[begin Data listing]
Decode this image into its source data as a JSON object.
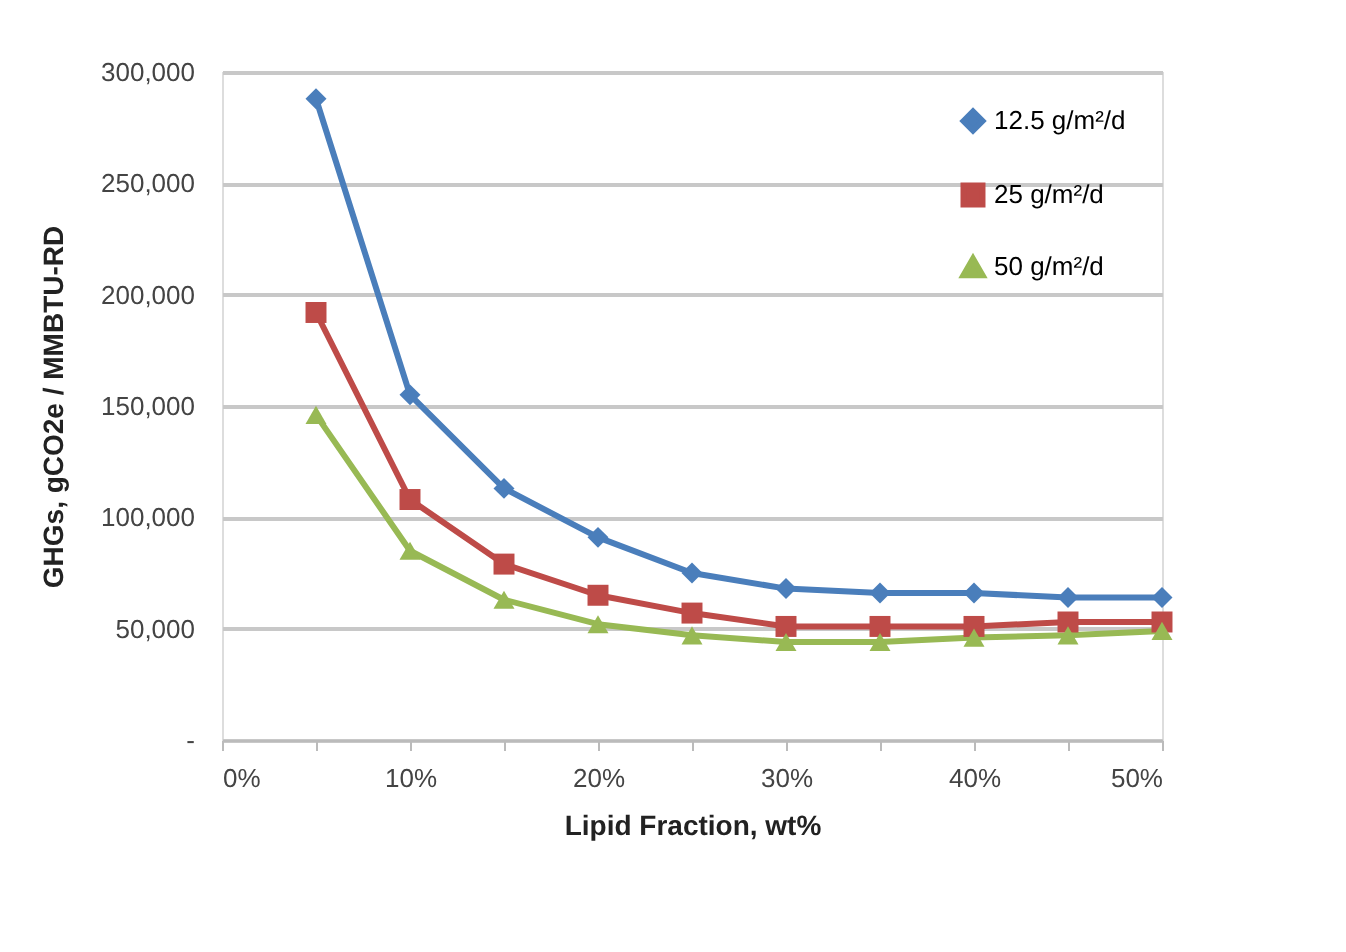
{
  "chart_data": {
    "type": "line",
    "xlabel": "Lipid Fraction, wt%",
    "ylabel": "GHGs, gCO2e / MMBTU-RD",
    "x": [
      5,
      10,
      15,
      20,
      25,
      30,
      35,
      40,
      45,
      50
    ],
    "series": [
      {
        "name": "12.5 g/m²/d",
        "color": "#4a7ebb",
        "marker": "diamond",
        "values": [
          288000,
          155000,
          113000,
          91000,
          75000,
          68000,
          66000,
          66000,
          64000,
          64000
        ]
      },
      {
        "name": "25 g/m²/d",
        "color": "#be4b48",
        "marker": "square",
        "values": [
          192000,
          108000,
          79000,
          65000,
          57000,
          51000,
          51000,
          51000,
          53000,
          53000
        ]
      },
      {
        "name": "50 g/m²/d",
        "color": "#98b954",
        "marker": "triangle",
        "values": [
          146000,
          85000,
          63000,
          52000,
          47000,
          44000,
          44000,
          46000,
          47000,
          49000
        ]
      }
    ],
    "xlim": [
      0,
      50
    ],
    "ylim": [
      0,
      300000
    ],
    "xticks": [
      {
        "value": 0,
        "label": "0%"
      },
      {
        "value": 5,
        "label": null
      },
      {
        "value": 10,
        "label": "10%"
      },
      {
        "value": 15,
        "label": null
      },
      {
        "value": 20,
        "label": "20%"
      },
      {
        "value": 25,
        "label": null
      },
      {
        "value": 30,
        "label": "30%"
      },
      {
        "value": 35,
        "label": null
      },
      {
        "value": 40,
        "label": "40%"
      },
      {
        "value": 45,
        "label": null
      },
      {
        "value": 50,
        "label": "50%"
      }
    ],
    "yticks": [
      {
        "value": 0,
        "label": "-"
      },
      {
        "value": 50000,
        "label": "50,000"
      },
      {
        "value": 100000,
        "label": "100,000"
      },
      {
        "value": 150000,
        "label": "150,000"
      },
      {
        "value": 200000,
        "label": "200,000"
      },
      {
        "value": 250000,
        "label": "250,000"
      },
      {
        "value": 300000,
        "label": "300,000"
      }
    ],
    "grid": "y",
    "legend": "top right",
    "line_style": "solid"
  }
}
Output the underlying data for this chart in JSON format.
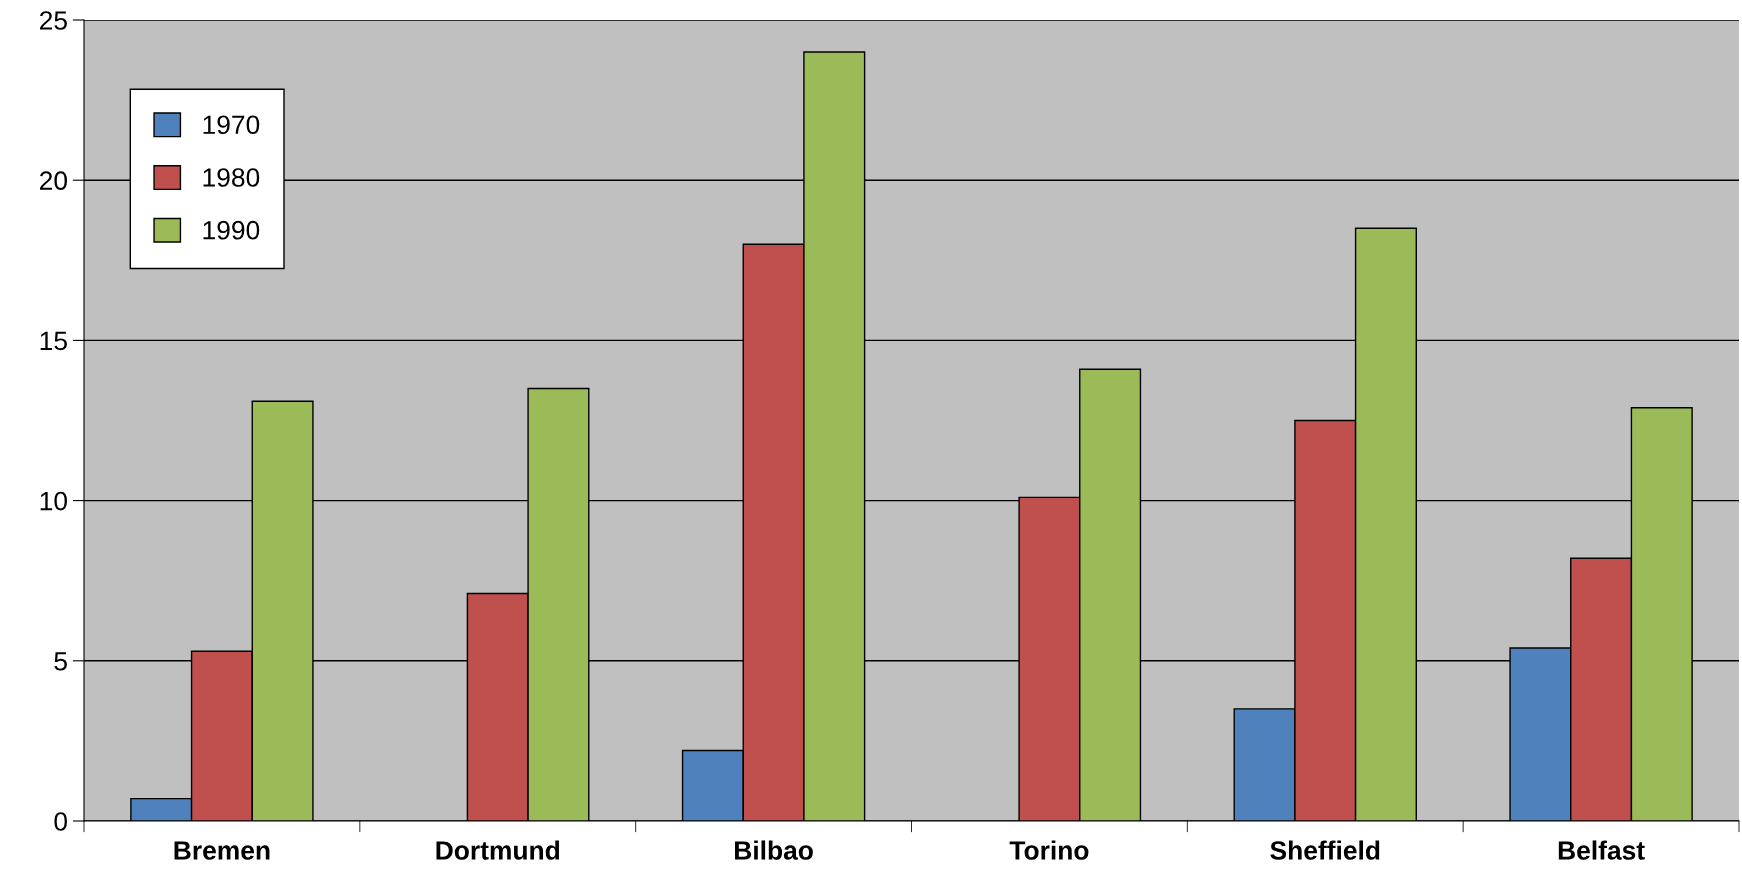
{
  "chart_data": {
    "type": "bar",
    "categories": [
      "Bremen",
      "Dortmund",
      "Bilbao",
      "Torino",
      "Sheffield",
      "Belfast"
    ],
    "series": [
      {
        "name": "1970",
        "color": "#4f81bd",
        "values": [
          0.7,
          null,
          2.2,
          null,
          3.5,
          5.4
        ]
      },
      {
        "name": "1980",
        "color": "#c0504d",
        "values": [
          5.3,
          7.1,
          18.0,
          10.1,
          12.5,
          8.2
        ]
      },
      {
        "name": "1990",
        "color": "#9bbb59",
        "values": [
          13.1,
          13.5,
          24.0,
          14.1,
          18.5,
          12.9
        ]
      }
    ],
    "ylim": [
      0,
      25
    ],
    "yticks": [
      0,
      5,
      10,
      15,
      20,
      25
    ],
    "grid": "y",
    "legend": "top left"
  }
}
[end Data listing]
### Exercise aim
Omitting all images, print the listing exactly.

### Solution to the problem
Decode this image into its source data as a JSON object.
{
  "chart_data": {
    "type": "line",
    "xlabel": "Lipid Fraction, wt%",
    "ylabel": "GHGs, gCO2e / MMBTU-RD",
    "x": [
      5,
      10,
      15,
      20,
      25,
      30,
      35,
      40,
      45,
      50
    ],
    "series": [
      {
        "name": "12.5 g/m²/d",
        "color": "#4a7ebb",
        "marker": "diamond",
        "values": [
          288000,
          155000,
          113000,
          91000,
          75000,
          68000,
          66000,
          66000,
          64000,
          64000
        ]
      },
      {
        "name": "25 g/m²/d",
        "color": "#be4b48",
        "marker": "square",
        "values": [
          192000,
          108000,
          79000,
          65000,
          57000,
          51000,
          51000,
          51000,
          53000,
          53000
        ]
      },
      {
        "name": "50 g/m²/d",
        "color": "#98b954",
        "marker": "triangle",
        "values": [
          146000,
          85000,
          63000,
          52000,
          47000,
          44000,
          44000,
          46000,
          47000,
          49000
        ]
      }
    ],
    "xlim": [
      0,
      50
    ],
    "ylim": [
      0,
      300000
    ],
    "xticks": [
      {
        "value": 0,
        "label": "0%"
      },
      {
        "value": 5,
        "label": null
      },
      {
        "value": 10,
        "label": "10%"
      },
      {
        "value": 15,
        "label": null
      },
      {
        "value": 20,
        "label": "20%"
      },
      {
        "value": 25,
        "label": null
      },
      {
        "value": 30,
        "label": "30%"
      },
      {
        "value": 35,
        "label": null
      },
      {
        "value": 40,
        "label": "40%"
      },
      {
        "value": 45,
        "label": null
      },
      {
        "value": 50,
        "label": "50%"
      }
    ],
    "yticks": [
      {
        "value": 0,
        "label": "-"
      },
      {
        "value": 50000,
        "label": "50,000"
      },
      {
        "value": 100000,
        "label": "100,000"
      },
      {
        "value": 150000,
        "label": "150,000"
      },
      {
        "value": 200000,
        "label": "200,000"
      },
      {
        "value": 250000,
        "label": "250,000"
      },
      {
        "value": 300000,
        "label": "300,000"
      }
    ],
    "grid": "y",
    "legend": "top right",
    "line_style": "solid"
  }
}
Output the underlying data for this chart in JSON format.
{
  "chart_data": {
    "type": "bar",
    "categories": [
      "Bremen",
      "Dortmund",
      "Bilbao",
      "Torino",
      "Sheffield",
      "Belfast"
    ],
    "series": [
      {
        "name": "1970",
        "color": "#4f81bd",
        "values": [
          0.7,
          null,
          2.2,
          null,
          3.5,
          5.4
        ]
      },
      {
        "name": "1980",
        "color": "#c0504d",
        "values": [
          5.3,
          7.1,
          18.0,
          10.1,
          12.5,
          8.2
        ]
      },
      {
        "name": "1990",
        "color": "#9bbb59",
        "values": [
          13.1,
          13.5,
          24.0,
          14.1,
          18.5,
          12.9
        ]
      }
    ],
    "ylim": [
      0,
      25
    ],
    "yticks": [
      0,
      5,
      10,
      15,
      20,
      25
    ],
    "grid": "y",
    "legend": "top left"
  }
}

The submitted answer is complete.